Retype the listing that follows, exactly as written.

- - -

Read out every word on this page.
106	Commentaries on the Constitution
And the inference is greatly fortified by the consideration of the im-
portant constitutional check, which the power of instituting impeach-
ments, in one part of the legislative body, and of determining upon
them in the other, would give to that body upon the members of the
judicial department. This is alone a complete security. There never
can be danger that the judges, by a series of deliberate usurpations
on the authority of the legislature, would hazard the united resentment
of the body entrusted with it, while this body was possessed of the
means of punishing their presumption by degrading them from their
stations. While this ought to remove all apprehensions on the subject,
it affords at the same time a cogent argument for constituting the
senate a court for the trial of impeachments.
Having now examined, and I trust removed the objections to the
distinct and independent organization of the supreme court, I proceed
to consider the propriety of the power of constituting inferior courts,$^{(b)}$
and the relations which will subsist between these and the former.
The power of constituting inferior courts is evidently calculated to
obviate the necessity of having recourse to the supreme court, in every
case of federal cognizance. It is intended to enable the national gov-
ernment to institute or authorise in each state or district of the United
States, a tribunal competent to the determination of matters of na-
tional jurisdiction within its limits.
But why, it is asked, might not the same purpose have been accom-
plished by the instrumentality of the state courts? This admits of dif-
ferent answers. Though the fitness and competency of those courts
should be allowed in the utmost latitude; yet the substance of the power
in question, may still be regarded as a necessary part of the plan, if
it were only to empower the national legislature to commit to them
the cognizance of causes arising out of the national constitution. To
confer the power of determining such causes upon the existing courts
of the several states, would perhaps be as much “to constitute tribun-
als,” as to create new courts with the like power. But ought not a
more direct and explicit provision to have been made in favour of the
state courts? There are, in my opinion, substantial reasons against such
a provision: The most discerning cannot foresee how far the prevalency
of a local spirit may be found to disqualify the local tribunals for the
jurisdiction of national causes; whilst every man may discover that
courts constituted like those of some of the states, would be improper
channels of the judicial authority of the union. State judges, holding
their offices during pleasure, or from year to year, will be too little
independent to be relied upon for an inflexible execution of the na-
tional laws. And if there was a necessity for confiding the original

- - -

RESULT FOR THIS TASK ▸
Read out every word on this page.
106	Commentaries on the Constitution
And the inference is greatly fortified by the consideration of the im-
portant constitutional check, which the power of instituting impeach-
ments, in one part of the legislative body, and of determining upon
them in the other, would give to that body upon the members of the
judicial department. This is alone a complete security. There never
can be danger that the judges, by a series of deliberate usurpations
on the authority of the legislature, would hazard the united resentment
of the body entrusted with it, while this body was possessed of the
means of punishing their presumption by degrading them from their
stations. While this ought to remove all apprehensions on the subject,
it affords at the same time a cogent argument for constituting the
senate a court for the trial of impeachments.
Having now examined, and I trust removed the objections to the
distinct and independent organization of the supreme court, I proceed
to consider the propriety of the power of constituting inferior courts,$^{(b)}$
and the relations which will subsist between these and the former.
The power of constituting inferior courts is evidently calculated to
obviate the necessity of having recourse to the supreme court, in every
case of federal cognizance. It is intended to enable the national gov-
ernment to institute or authorise in each state or district of the United
States, a tribunal competent to the determination of matters of na-
tional jurisdiction within its limits.
But why, it is asked, might not the same purpose have been accom-
plished by the instrumentality of the state courts? This admits of dif-
ferent answers. Though the fitness and competency of those courts
should be allowed in the utmost latitude; yet the substance of the power
in question, may still be regarded as a necessary part of the plan, if
it were only to empower the national legislature to commit to them
the cognizance of causes arising out of the national constitution. To
confer the power of determining such causes upon the existing courts
of the several states, would perhaps be as much “to constitute tribun-
als,” as to create new courts with the like power. But ought not a
more direct and explicit provision to have been made in favour of the
state courts? There are, in my opinion, substantial reasons against such
a provision: The most discerning cannot foresee how far the prevalency
of a local spirit may be found to disqualify the local tribunals for the
jurisdiction of national causes; whilst every man may discover that
courts constituted like those of some of the states, would be improper
channels of the judicial authority of the union. State judges, holding
their offices during pleasure, or from year to year, will be too little
independent to be relied upon for an inflexible execution of the na-
tional laws. And if there was a necessity for confiding the original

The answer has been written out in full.